## [STATED TASK]
Repeat the lines below exactly as they appear, but leave out the images.

-------- MATERIAL

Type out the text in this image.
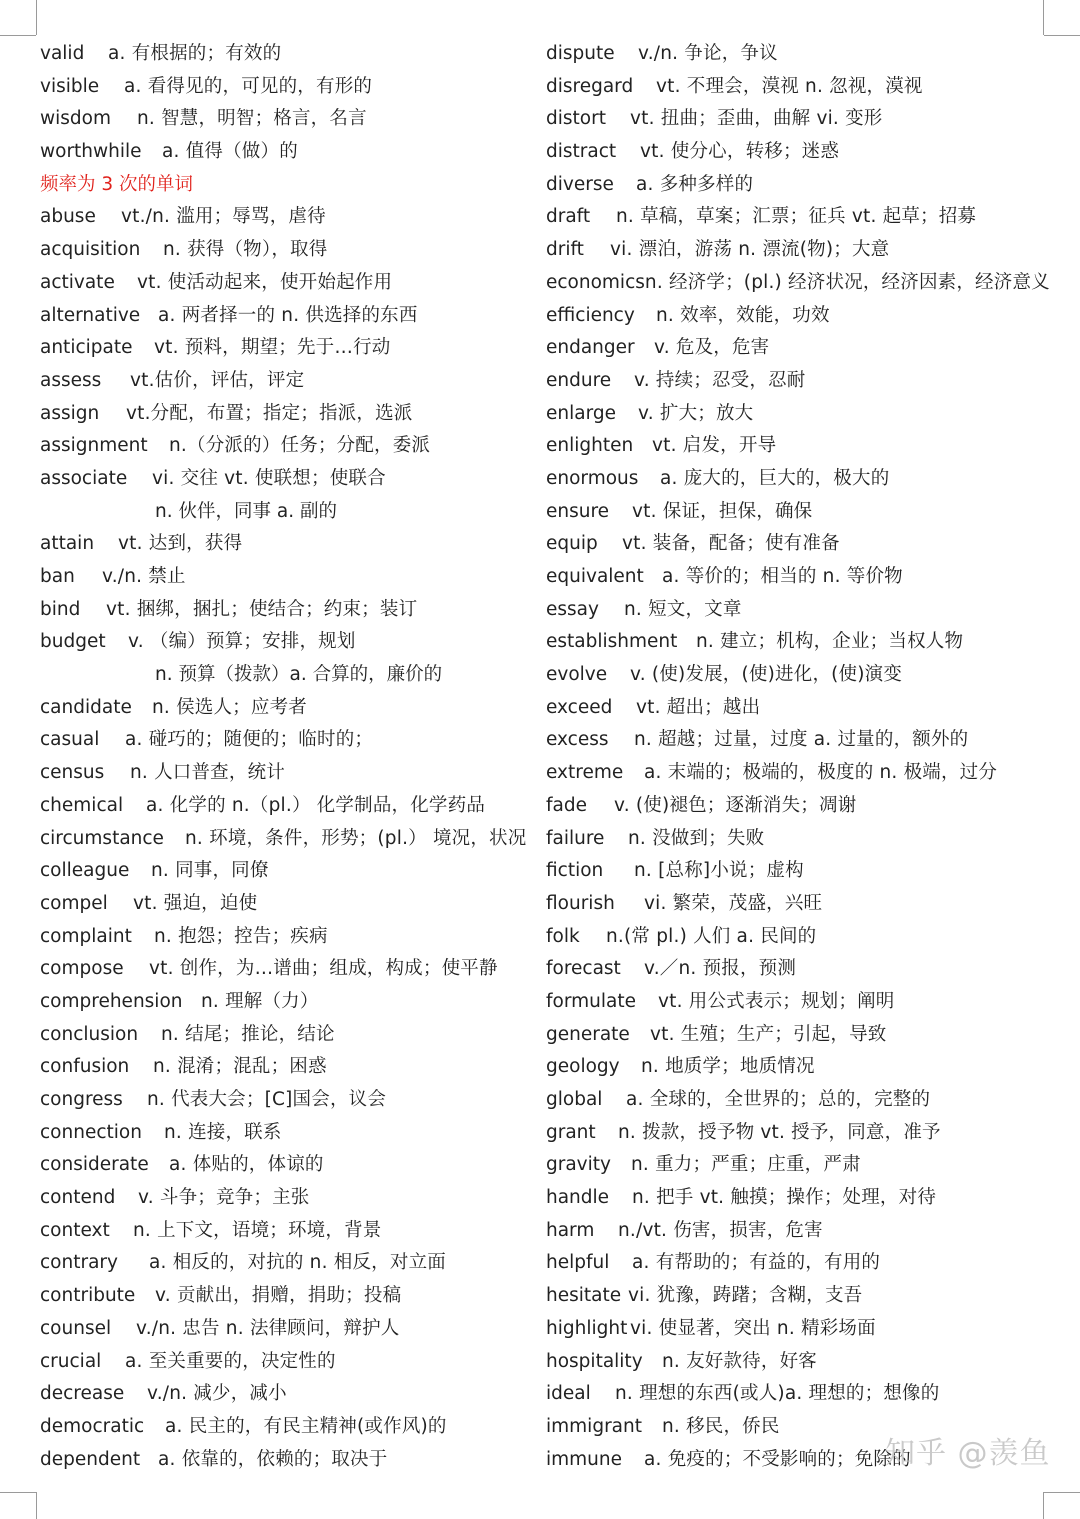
valid a. 有根据的；有效的
visible a. 看得见的，可见的，有形的
wisdom n. 智慧，明智；格言，名言
worthwhile a. 值得（做）的
频率为 3 次的单词
abuse vt./n. 滥用；辱骂，虐待
acquisition n. 获得（物），取得
activate vt. 使活动起来，使开始起作用
alternative a. 两者择一的 n. 供选择的东西
anticipate vt. 预料，期望；先于…行动
assess vt.估价，评估，评定
assign vt.分配，布置；指定；指派，选派
assignment n.（分派的）任务；分配，委派
associate vi. 交往 vt. 使联想；使联合
n. 伙伴，同事 a. 副的
attain vt. 达到，获得
ban v./n. 禁止
bind vt. 捆绑，捆扎；使结合；约束；装订
budget v. （编）预算；安排，规划
n. 预算（拨款）a. 合算的，廉价的
candidate n. 侯选人；应考者
casual a. 碰巧的；随便的；临时的；
census n. 人口普查，统计
chemical a. 化学的 n.（pl.） 化学制品，化学药品
circumstance n. 环境，条件，形势；(pl.） 境况，状况
colleague n. 同事，同僚
compel vt. 强迫，迫使
complaint n. 抱怨；控告；疾病
compose vt. 创作，为…谱曲；组成，构成；使平静
comprehension n. 理解（力）
conclusion n. 结尾；推论，结论
confusion n. 混淆；混乱；困惑
congress n. 代表大会；[C]国会，议会
connection n. 连接，联系
considerate a. 体贴的，体谅的
contend v. 斗争；竞争；主张
context n. 上下文，语境；环境，背景
contrary a. 相反的，对抗的 n. 相反，对立面
contribute v. 贡献出，捐赠，捐助；投稿
counsel v./n. 忠告 n. 法律顾问，辩护人
crucial a. 至关重要的，决定性的
decrease v./n. 减少，减小
democratic a. 民主的，有民主精神(或作风)的
dependent a. 依靠的，依赖的；取决于
dispute v./n. 争论，争议
disregard vt. 不理会，漠视 n. 忽视，漠视
distort vt. 扭曲；歪曲，曲解 vi. 变形
distract vt. 使分心，转移；迷惑
diverse a. 多种多样的
draft n. 草稿，草案；汇票；征兵 vt. 起草；招募
drift vi. 漂泊，游荡 n. 漂流(物)；大意
economicsn. 经济学；(pl.) 经济状况，经济因素，经济意义
efficiency n. 效率，效能，功效
endanger v. 危及，危害
endure v. 持续；忍受，忍耐
enlarge v. 扩大；放大
enlighten vt. 启发，开导
enormous a. 庞大的，巨大的，极大的
ensure vt. 保证，担保，确保
equip vt. 装备，配备；使有准备
equivalent a. 等价的；相当的 n. 等价物
essay n. 短文，文章
establishment n. 建立；机构，企业；当权人物
evolve v. (使)发展，(使)进化，(使)演变
exceed vt. 超出；越出
excess n. 超越；过量，过度 a. 过量的，额外的
extreme a. 末端的；极端的，极度的 n. 极端，过分
fade v. (使)褪色；逐渐消失；凋谢
failure n. 没做到；失败
fiction n. [总称]小说；虚构
flourish vi. 繁荣，茂盛，兴旺
folk n.(常 pl.) 人们 a. 民间的
forecast v.／n. 预报，预测
formulate vt. 用公式表示；规划；阐明
generate vt. 生殖；生产；引起，导致
geology n. 地质学；地质情况
global a. 全球的，全世界的；总的，完整的
grant n. 拨款，授予物 vt. 授予，同意，准予
gravity n. 重力；严重；庄重，严肃
handle n. 把手 vt. 触摸；操作；处理，对待
harm n./vt. 伤害，损害，危害
helpful a. 有帮助的；有益的，有用的
hesitate vi. 犹豫，踌躇；含糊，支吾
highlight vi. 使显著，突出 n. 精彩场面
hospitality n. 友好款待，好客
ideal n. 理想的东西(或人)a. 理想的；想像的
immigrant n. 移民，侨民
immune a. 免疫的；不受影响的；免除的
知乎 @羡鱼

----------------

## [TASK RESULT]
Type out the text in this image.
valid a. 有根据的；有效的
visible a. 看得见的，可见的，有形的
wisdom n. 智慧，明智；格言，名言
worthwhile a. 值得（做）的
频率为 3 次的单词
abuse vt./n. 滥用；辱骂，虐待
acquisition n. 获得（物），取得
activate vt. 使活动起来，使开始起作用
alternative a. 两者择一的 n. 供选择的东西
anticipate vt. 预料，期望；先于…行动
assess vt.估价，评估，评定
assign vt.分配，布置；指定；指派，选派
assignment n.（分派的）任务；分配，委派
associate vi. 交往 vt. 使联想；使联合
n. 伙伴，同事 a. 副的
attain vt. 达到，获得
ban v./n. 禁止
bind vt. 捆绑，捆扎；使结合；约束；装订
budget v. （编）预算；安排，规划
n. 预算（拨款）a. 合算的，廉价的
candidate n. 侯选人；应考者
casual a. 碰巧的；随便的；临时的；
census n. 人口普查，统计
chemical a. 化学的 n.（pl.） 化学制品，化学药品
circumstance n. 环境，条件，形势；(pl.） 境况，状况
colleague n. 同事，同僚
compel vt. 强迫，迫使
complaint n. 抱怨；控告；疾病
compose vt. 创作，为…谱曲；组成，构成；使平静
comprehension n. 理解（力）
conclusion n. 结尾；推论，结论
confusion n. 混淆；混乱；困惑
congress n. 代表大会；[C]国会，议会
connection n. 连接，联系
considerate a. 体贴的，体谅的
contend v. 斗争；竞争；主张
context n. 上下文，语境；环境，背景
contrary a. 相反的，对抗的 n. 相反，对立面
contribute v. 贡献出，捐赠，捐助；投稿
counsel v./n. 忠告 n. 法律顾问，辩护人
crucial a. 至关重要的，决定性的
decrease v./n. 减少，减小
democratic a. 民主的，有民主精神(或作风)的
dependent a. 依靠的，依赖的；取决于
dispute v./n. 争论，争议
disregard vt. 不理会，漠视 n. 忽视，漠视
distort vt. 扭曲；歪曲，曲解 vi. 变形
distract vt. 使分心，转移；迷惑
diverse a. 多种多样的
draft n. 草稿，草案；汇票；征兵 vt. 起草；招募
drift vi. 漂泊，游荡 n. 漂流(物)；大意
economicsn. 经济学；(pl.) 经济状况，经济因素，经济意义
efficiency n. 效率，效能，功效
endanger v. 危及，危害
endure v. 持续；忍受，忍耐
enlarge v. 扩大；放大
enlighten vt. 启发，开导
enormous a. 庞大的，巨大的，极大的
ensure vt. 保证，担保，确保
equip vt. 装备，配备；使有准备
equivalent a. 等价的；相当的 n. 等价物
essay n. 短文，文章
establishment n. 建立；机构，企业；当权人物
evolve v. (使)发展，(使)进化，(使)演变
exceed vt. 超出；越出
excess n. 超越；过量，过度 a. 过量的，额外的
extreme a. 末端的；极端的，极度的 n. 极端，过分
fade v. (使)褪色；逐渐消失；凋谢
failure n. 没做到；失败
fiction n. [总称]小说；虚构
flourish vi. 繁荣，茂盛，兴旺
folk n.(常 pl.) 人们 a. 民间的
forecast v.／n. 预报，预测
formulate vt. 用公式表示；规划；阐明
generate vt. 生殖；生产；引起，导致
geology n. 地质学；地质情况
global a. 全球的，全世界的；总的，完整的
grant n. 拨款，授予物 vt. 授予，同意，准予
gravity n. 重力；严重；庄重，严肃
handle n. 把手 vt. 触摸；操作；处理，对待
harm n./vt. 伤害，损害，危害
helpful a. 有帮助的；有益的，有用的
hesitate vi. 犹豫，踌躇；含糊，支吾
highlight vi. 使显著，突出 n. 精彩场面
hospitality n. 友好款待，好客
ideal n. 理想的东西(或人)a. 理想的；想像的
immigrant n. 移民，侨民
immune a. 免疫的；不受影响的；免除的
知乎 @羡鱼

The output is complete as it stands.